#### Work order:
Among the entries below, find the lines with "INFORMATION" and copy them.

#### Extracted records:
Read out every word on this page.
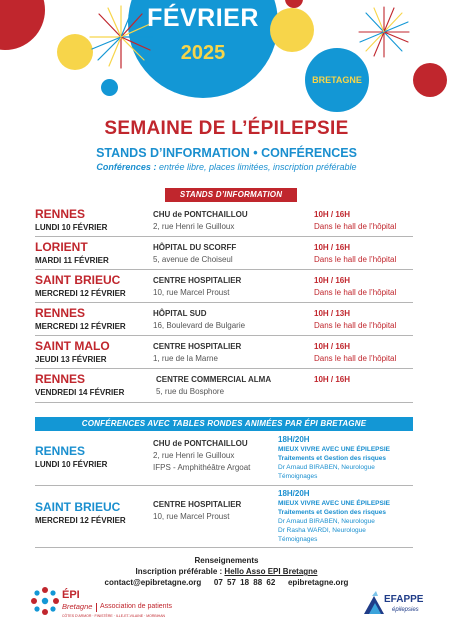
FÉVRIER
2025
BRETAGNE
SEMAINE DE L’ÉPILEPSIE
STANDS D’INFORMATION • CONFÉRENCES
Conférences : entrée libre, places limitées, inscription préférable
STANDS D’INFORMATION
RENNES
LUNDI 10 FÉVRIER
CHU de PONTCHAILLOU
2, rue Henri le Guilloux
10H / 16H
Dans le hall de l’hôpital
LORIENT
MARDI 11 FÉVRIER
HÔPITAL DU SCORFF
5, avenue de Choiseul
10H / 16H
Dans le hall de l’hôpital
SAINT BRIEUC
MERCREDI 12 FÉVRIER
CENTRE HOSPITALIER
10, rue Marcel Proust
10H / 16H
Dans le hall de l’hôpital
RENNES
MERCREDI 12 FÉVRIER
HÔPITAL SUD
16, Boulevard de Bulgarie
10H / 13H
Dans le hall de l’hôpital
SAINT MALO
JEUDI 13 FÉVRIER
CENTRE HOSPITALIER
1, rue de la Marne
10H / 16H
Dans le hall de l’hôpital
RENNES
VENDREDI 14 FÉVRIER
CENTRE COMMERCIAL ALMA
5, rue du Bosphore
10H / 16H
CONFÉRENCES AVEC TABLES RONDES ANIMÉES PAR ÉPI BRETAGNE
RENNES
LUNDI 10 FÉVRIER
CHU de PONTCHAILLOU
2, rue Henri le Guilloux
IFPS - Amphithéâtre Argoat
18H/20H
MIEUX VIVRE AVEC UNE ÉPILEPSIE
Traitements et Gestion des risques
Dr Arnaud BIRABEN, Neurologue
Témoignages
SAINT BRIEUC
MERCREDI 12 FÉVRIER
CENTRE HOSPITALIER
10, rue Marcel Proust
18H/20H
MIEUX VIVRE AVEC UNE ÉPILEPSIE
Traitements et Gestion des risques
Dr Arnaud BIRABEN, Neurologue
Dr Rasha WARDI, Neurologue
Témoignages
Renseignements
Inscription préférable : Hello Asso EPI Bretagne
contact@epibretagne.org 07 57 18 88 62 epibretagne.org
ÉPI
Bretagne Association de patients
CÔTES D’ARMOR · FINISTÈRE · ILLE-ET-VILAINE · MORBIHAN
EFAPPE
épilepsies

#### Answer to the exercise:
STANDS D’INFORMATION • CONFÉRENCES
STANDS D’INFORMATION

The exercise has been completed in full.